- [Exercise description]: State how many lines hold the word "marker", with no other words.

- [Data supplied]:
..........

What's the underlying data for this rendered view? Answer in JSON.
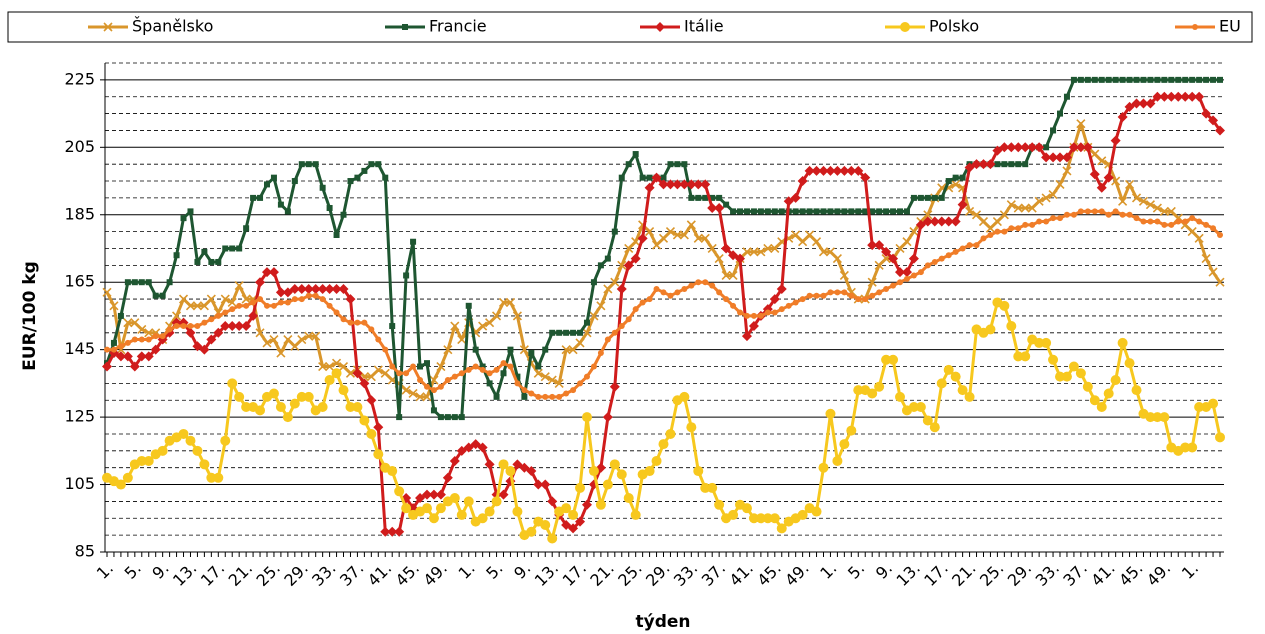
{
  "chart_data": {
    "type": "line",
    "y_label": "EUR/100 kg",
    "x_label": "týden",
    "legend": "top",
    "grid": true,
    "ylim": [
      85,
      230
    ],
    "yticks": [
      85,
      105,
      125,
      145,
      165,
      185,
      205,
      225
    ],
    "categories": [
      "1.",
      null,
      null,
      null,
      "5.",
      null,
      null,
      null,
      "9.",
      null,
      null,
      null,
      "13.",
      null,
      null,
      null,
      "17.",
      null,
      null,
      null,
      "21.",
      null,
      null,
      null,
      "25.",
      null,
      null,
      null,
      "29.",
      null,
      null,
      null,
      "33.",
      null,
      null,
      null,
      "37.",
      null,
      null,
      null,
      "41.",
      null,
      null,
      null,
      "45.",
      null,
      null,
      null,
      "49.",
      null,
      null,
      null,
      "1.",
      null,
      null,
      null,
      "5.",
      null,
      null,
      null,
      "9.",
      null,
      null,
      null,
      "13.",
      null,
      null,
      null,
      "17.",
      null,
      null,
      null,
      "21.",
      null,
      null,
      null,
      "25.",
      null,
      null,
      null,
      "29.",
      null,
      null,
      null,
      "33.",
      null,
      null,
      null,
      "37.",
      null,
      null,
      null,
      "41.",
      null,
      null,
      null,
      "45.",
      null,
      null,
      null,
      "49.",
      null,
      null,
      null,
      "1.",
      null,
      null,
      null,
      "5.",
      null,
      null,
      null,
      "9.",
      null,
      null,
      null,
      "13.",
      null,
      null,
      null,
      "17.",
      null,
      null,
      null,
      "21.",
      null,
      null,
      null,
      "25.",
      null,
      null,
      null,
      "29.",
      null,
      null,
      null,
      "33.",
      null,
      null,
      null,
      "37.",
      null,
      null,
      null,
      "41.",
      null,
      null,
      null,
      "45.",
      null,
      null,
      null,
      "49.",
      null,
      null,
      null,
      "1.",
      null,
      null,
      null,
      null
    ],
    "series": [
      {
        "name": "Španělsko",
        "color": "#d9962b",
        "marker": "x",
        "values": [
          162,
          158,
          145,
          153,
          153,
          151,
          150,
          150,
          148,
          152,
          155,
          160,
          158,
          158,
          158,
          160,
          156,
          160,
          159,
          164,
          160,
          160,
          150,
          147,
          148,
          144,
          148,
          146,
          148,
          149,
          149,
          140,
          140,
          141,
          140,
          138,
          139,
          137,
          137,
          139,
          138,
          136,
          135,
          133,
          132,
          131,
          131,
          136,
          140,
          145,
          152,
          148,
          153,
          150,
          152,
          153,
          155,
          159,
          159,
          155,
          145,
          141,
          138,
          137,
          136,
          135,
          145,
          145,
          147,
          150,
          155,
          158,
          163,
          165,
          170,
          175,
          177,
          182,
          180,
          176,
          178,
          180,
          179,
          179,
          182,
          178,
          178,
          175,
          172,
          167,
          167,
          172,
          174,
          174,
          174,
          175,
          175,
          177,
          178,
          179,
          177,
          179,
          177,
          174,
          174,
          172,
          167,
          162,
          160,
          160,
          165,
          170,
          172,
          172,
          175,
          177,
          180,
          183,
          185,
          190,
          193,
          193,
          194,
          193,
          186,
          185,
          183,
          181,
          183,
          185,
          188,
          187,
          187,
          187,
          189,
          190,
          191,
          194,
          198,
          205,
          212,
          205,
          203,
          201,
          200,
          195,
          189,
          194,
          190,
          189,
          188,
          187,
          186,
          186,
          184,
          182,
          180,
          178,
          172,
          168,
          165
        ]
      },
      {
        "name": "Francie",
        "color": "#1e5631",
        "marker": "square",
        "values": [
          141,
          147,
          155,
          165,
          165,
          165,
          165,
          161,
          161,
          165,
          173,
          184,
          186,
          171,
          174,
          171,
          171,
          175,
          175,
          175,
          181,
          190,
          190,
          194,
          196,
          188,
          186,
          195,
          200,
          200,
          200,
          193,
          187,
          179,
          185,
          195,
          196,
          198,
          200,
          200,
          196,
          152,
          125,
          167,
          177,
          140,
          141,
          127,
          125,
          125,
          125,
          125,
          158,
          145,
          140,
          135,
          131,
          138,
          145,
          137,
          131,
          144,
          140,
          145,
          150,
          150,
          150,
          150,
          150,
          153,
          165,
          170,
          172,
          180,
          196,
          200,
          203,
          196,
          196,
          196,
          196,
          200,
          200,
          200,
          190,
          190,
          190,
          190,
          190,
          188,
          186,
          186,
          186,
          186,
          186,
          186,
          186,
          186,
          186,
          186,
          186,
          186,
          186,
          186,
          186,
          186,
          186,
          186,
          186,
          186,
          186,
          186,
          186,
          186,
          186,
          186,
          190,
          190,
          190,
          190,
          190,
          195,
          196,
          196,
          200,
          200,
          200,
          200,
          200,
          200,
          200,
          200,
          200,
          205,
          205,
          205,
          210,
          215,
          220,
          225,
          225,
          225,
          225,
          225,
          225,
          225,
          225,
          225,
          225,
          225,
          225,
          225,
          225,
          225,
          225,
          225,
          225,
          225,
          225,
          225,
          225
        ]
      },
      {
        "name": "Itálie",
        "color": "#d01c1c",
        "marker": "diamond",
        "values": [
          140,
          144,
          143,
          143,
          140,
          143,
          143,
          145,
          148,
          150,
          153,
          153,
          150,
          146,
          145,
          148,
          150,
          152,
          152,
          152,
          152,
          155,
          165,
          168,
          168,
          162,
          162,
          163,
          163,
          163,
          163,
          163,
          163,
          163,
          163,
          160,
          138,
          135,
          130,
          122,
          91,
          91,
          91,
          101,
          98,
          101,
          102,
          102,
          102,
          107,
          112,
          115,
          116,
          117,
          116,
          111,
          102,
          102,
          106,
          111,
          110,
          109,
          105,
          105,
          100,
          96,
          93,
          92,
          94,
          99,
          105,
          110,
          125,
          134,
          163,
          170,
          172,
          178,
          193,
          196,
          194,
          194,
          194,
          194,
          194,
          194,
          194,
          187,
          187,
          175,
          173,
          172,
          149,
          152,
          155,
          157,
          160,
          163,
          189,
          190,
          195,
          198,
          198,
          198,
          198,
          198,
          198,
          198,
          198,
          196,
          176,
          176,
          174,
          172,
          168,
          168,
          172,
          182,
          183,
          183,
          183,
          183,
          183,
          188,
          199,
          200,
          200,
          200,
          204,
          205,
          205,
          205,
          205,
          205,
          205,
          202,
          202,
          202,
          202,
          205,
          205,
          205,
          197,
          193,
          196,
          207,
          214,
          217,
          218,
          218,
          218,
          220,
          220,
          220,
          220,
          220,
          220,
          220,
          215,
          213,
          210
        ]
      },
      {
        "name": "Polsko",
        "color": "#f7c81e",
        "marker": "circle",
        "values": [
          107,
          106,
          105,
          107,
          111,
          112,
          112,
          114,
          115,
          118,
          119,
          120,
          118,
          115,
          111,
          107,
          107,
          118,
          135,
          131,
          128,
          128,
          127,
          131,
          132,
          128,
          125,
          129,
          131,
          131,
          127,
          128,
          136,
          138,
          133,
          128,
          128,
          124,
          120,
          114,
          110,
          109,
          103,
          98,
          96,
          97,
          98,
          95,
          98,
          100,
          101,
          96,
          100,
          94,
          95,
          97,
          100,
          111,
          109,
          97,
          90,
          91,
          94,
          93,
          89,
          97,
          98,
          96,
          104,
          125,
          109,
          99,
          105,
          111,
          108,
          101,
          96,
          108,
          109,
          112,
          117,
          120,
          130,
          131,
          122,
          109,
          104,
          104,
          99,
          95,
          96,
          99,
          98,
          95,
          95,
          95,
          95,
          92,
          94,
          95,
          96,
          98,
          97,
          110,
          126,
          112,
          117,
          121,
          133,
          133,
          132,
          134,
          142,
          142,
          131,
          127,
          128,
          128,
          124,
          122,
          135,
          139,
          137,
          133,
          131,
          151,
          150,
          151,
          159,
          158,
          152,
          143,
          143,
          148,
          147,
          147,
          142,
          137,
          137,
          140,
          138,
          134,
          130,
          128,
          132,
          136,
          147,
          141,
          133,
          126,
          125,
          125,
          125,
          116,
          115,
          116,
          116,
          128,
          128,
          129,
          119
        ]
      },
      {
        "name": "EU",
        "color": "#f07d28",
        "marker": "dot",
        "values": [
          145,
          145,
          146,
          147,
          148,
          148,
          148,
          149,
          149,
          151,
          152,
          152,
          152,
          152,
          153,
          154,
          155,
          156,
          157,
          158,
          158,
          159,
          160,
          158,
          158,
          159,
          159,
          160,
          160,
          161,
          161,
          160,
          158,
          156,
          154,
          153,
          153,
          153,
          151,
          148,
          145,
          140,
          138,
          138,
          140,
          136,
          134,
          133,
          134,
          136,
          137,
          138,
          139,
          140,
          139,
          138,
          139,
          141,
          140,
          135,
          133,
          132,
          131,
          131,
          131,
          131,
          132,
          133,
          135,
          137,
          140,
          144,
          148,
          150,
          152,
          154,
          157,
          159,
          160,
          163,
          162,
          161,
          162,
          163,
          164,
          165,
          165,
          164,
          162,
          160,
          158,
          156,
          155,
          155,
          155,
          156,
          156,
          157,
          158,
          159,
          160,
          161,
          161,
          161,
          162,
          162,
          162,
          161,
          160,
          160,
          161,
          162,
          163,
          164,
          165,
          166,
          167,
          168,
          170,
          171,
          172,
          173,
          174,
          175,
          176,
          176,
          178,
          179,
          180,
          180,
          181,
          181,
          182,
          182,
          183,
          183,
          184,
          184,
          185,
          185,
          186,
          186,
          186,
          186,
          185,
          186,
          185,
          185,
          184,
          183,
          183,
          183,
          182,
          182,
          183,
          183,
          184,
          183,
          182,
          181,
          179
        ]
      }
    ]
  }
}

..........

- [Written solution]: 5